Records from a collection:
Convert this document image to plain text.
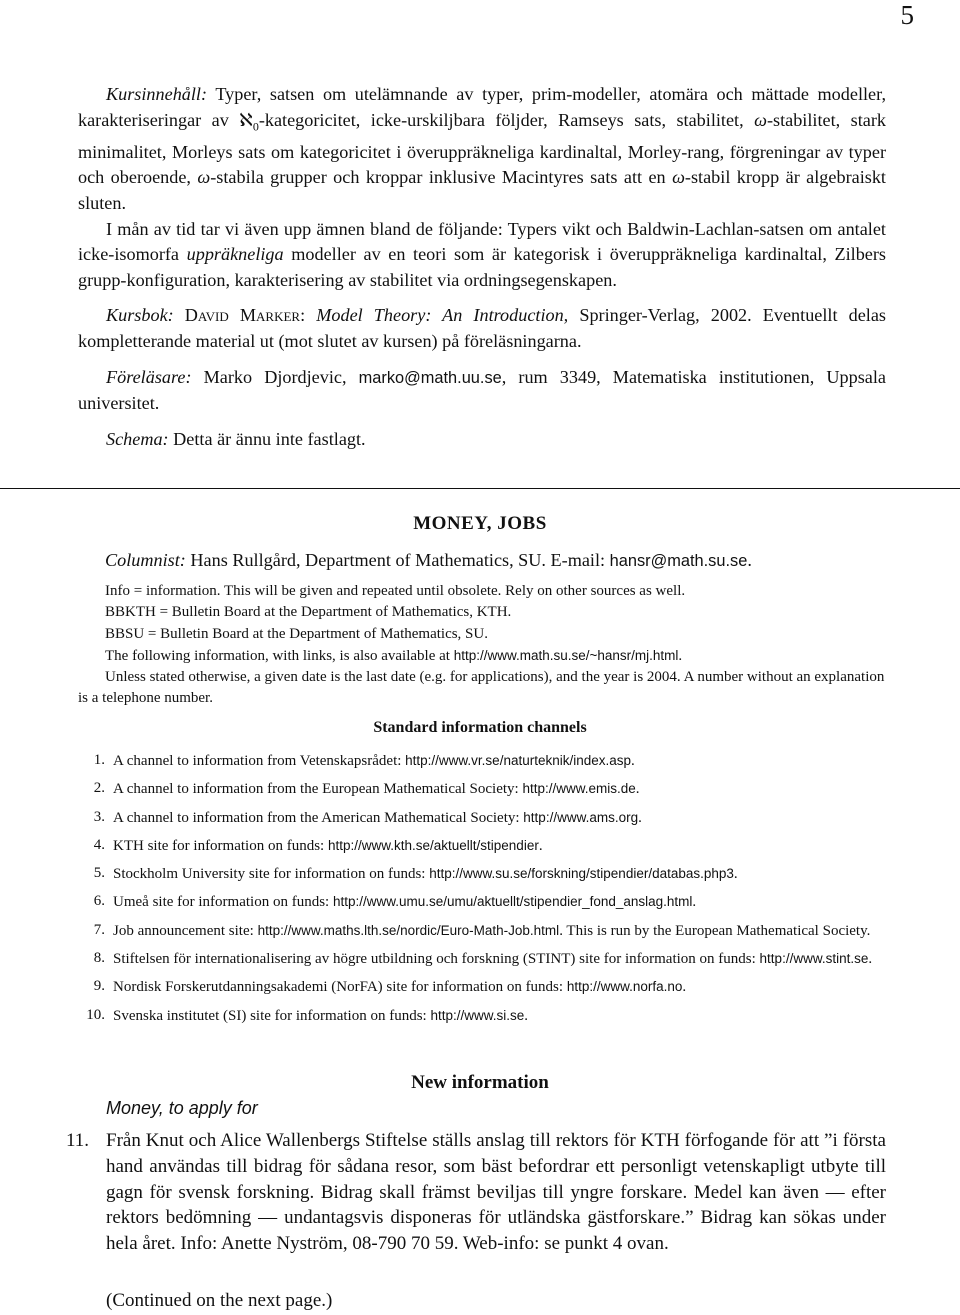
5

Kursinnehåll: Typer, satsen om utelämnande av typer, prim-modeller, atomära och mättade modeller, karakteriseringar av ℵ$_0$-kategoricitet, icke-urskiljbara följder, Ramseys sats, stabilitet, ω-stabilitet, stark minimalitet, Morleys sats om kategoricitet i överuppräkneliga kardinaltal, Morley-rang, förgreningar av typer och oberoende, ω-stabila grupper och kroppar inklusive Macintyres sats att en ω-stabil kropp är algebraiskt sluten.

I mån av tid tar vi även upp ämnen bland de följande: Typers vikt och Baldwin-Lachlan-satsen om antalet icke-isomorfa uppräkneliga modeller av en teori som är kategorisk i överuppräkneliga kardinaltal, Zilbers grupp-konfiguration, karakterisering av stabilitet via ordningsegenskapen.

Kursbok: David Marker: Model Theory: An Introduction, Springer-Verlag, 2002. Eventuellt delas kompletterande material ut (mot slutet av kursen) på föreläsningarna.

Föreläsare: Marko Djordjevic, marko@math.uu.se, rum 3349, Matematiska institutionen, Uppsala universitet.

Schema: Detta är ännu inte fastlagt.

MONEY, JOBS
Columnist: Hans Rullgård, Department of Mathematics, SU. E-mail: hansr@math.su.se.
Info = information. This will be given and repeated until obsolete. Rely on other sources as well.
BBKTH = Bulletin Board at the Department of Mathematics, KTH.
BBSU = Bulletin Board at the Department of Mathematics, SU.
The following information, with links, is also available at http://www.math.su.se/~hansr/mj.html.
Unless stated otherwise, a given date is the last date (e.g. for applications), and the year is 2004. A number without an explanation is a telephone number.
Standard information channels
1. A channel to information from Vetenskapsrådet: http://www.vr.se/naturteknik/index.asp.
2. A channel to information from the European Mathematical Society: http://www.emis.de.
3. A channel to information from the American Mathematical Society: http://www.ams.org.
4. KTH site for information on funds: http://www.kth.se/aktuellt/stipendier.
5. Stockholm University site for information on funds: http://www.su.se/forskning/stipendier/databas.php3.
6. Umeå site for information on funds: http://www.umu.se/umu/aktuellt/stipendier_fond_anslag.html.
7. Job announcement site: http://www.maths.lth.se/nordic/Euro-Math-Job.html. This is run by the European Mathematical Society.
8. Stiftelsen för internationalisering av högre utbildning och forskning (STINT) site for information on funds: http://www.stint.se.
9. Nordisk Forskerutdanningsakademi (NorFA) site for information on funds: http://www.norfa.no.
10. Svenska institutet (SI) site for information on funds: http://www.si.se.
New information
Money, to apply for
11. Från Knut och Alice Wallenbergs Stiftelse ställs anslag till rektors för KTH förfogande för att ”i första hand användas till bidrag för sådana resor, som bäst befordrar ett personligt vetenskapligt utbyte till gagn för svensk forskning. Bidrag skall främst beviljas till yngre forskare. Medel kan även — efter rektors bedömning — undantagsvis disponeras för utländska gästforskare.” Bidrag kan sökas under hela året. Info: Anette Nyström, 08-790 70 59. Web-info: se punkt 4 ovan.
(Continued on the next page.)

Exercise: Copy out the entries verbatim and leave the images out.

The result:
Convert this document image to plain text.
5

Kursinnehåll: Typer, satsen om utelämnande av typer, prim-modeller, atomära och mättade modeller, karakteriseringar av ℵ$_0$-kategoricitet, icke-urskiljbara följder, Ramseys sats, stabilitet, ω-stabilitet, stark minimalitet, Morleys sats om kategoricitet i överuppräkneliga kardinaltal, Morley-rang, förgreningar av typer och oberoende, ω-stabila grupper och kroppar inklusive Macintyres sats att en ω-stabil kropp är algebraiskt sluten.

I mån av tid tar vi även upp ämnen bland de följande: Typers vikt och Baldwin-Lachlan-satsen om antalet icke-isomorfa uppräkneliga modeller av en teori som är kategorisk i överuppräkneliga kardinaltal, Zilbers grupp-konfiguration, karakterisering av stabilitet via ordningsegenskapen.

Kursbok: David Marker: Model Theory: An Introduction, Springer-Verlag, 2002. Eventuellt delas kompletterande material ut (mot slutet av kursen) på föreläsningarna.

Föreläsare: Marko Djordjevic, marko@math.uu.se, rum 3349, Matematiska institutionen, Uppsala universitet.

Schema: Detta är ännu inte fastlagt.

MONEY, JOBS
Columnist: Hans Rullgård, Department of Mathematics, SU. E-mail: hansr@math.su.se.
Info = information. This will be given and repeated until obsolete. Rely on other sources as well.
BBKTH = Bulletin Board at the Department of Mathematics, KTH.
BBSU = Bulletin Board at the Department of Mathematics, SU.
The following information, with links, is also available at http://www.math.su.se/~hansr/mj.html.
Unless stated otherwise, a given date is the last date (e.g. for applications), and the year is 2004. A number without an explanation is a telephone number.
Standard information channels
1. A channel to information from Vetenskapsrådet: http://www.vr.se/naturteknik/index.asp.
2. A channel to information from the European Mathematical Society: http://www.emis.de.
3. A channel to information from the American Mathematical Society: http://www.ams.org.
4. KTH site for information on funds: http://www.kth.se/aktuellt/stipendier.
5. Stockholm University site for information on funds: http://www.su.se/forskning/stipendier/databas.php3.
6. Umeå site for information on funds: http://www.umu.se/umu/aktuellt/stipendier_fond_anslag.html.
7. Job announcement site: http://www.maths.lth.se/nordic/Euro-Math-Job.html. This is run by the European Mathematical Society.
8. Stiftelsen för internationalisering av högre utbildning och forskning (STINT) site for information on funds: http://www.stint.se.
9. Nordisk Forskerutdanningsakademi (NorFA) site for information on funds: http://www.norfa.no.
10. Svenska institutet (SI) site for information on funds: http://www.si.se.
New information
Money, to apply for
11. Från Knut och Alice Wallenbergs Stiftelse ställs anslag till rektors för KTH förfogande för att ”i första hand användas till bidrag för sådana resor, som bäst befordrar ett personligt vetenskapligt utbyte till gagn för svensk forskning. Bidrag skall främst beviljas till yngre forskare. Medel kan även — efter rektors bedömning — undantagsvis disponeras för utländska gästforskare.” Bidrag kan sökas under hela året. Info: Anette Nyström, 08-790 70 59. Web-info: se punkt 4 ovan.
(Continued on the next page.)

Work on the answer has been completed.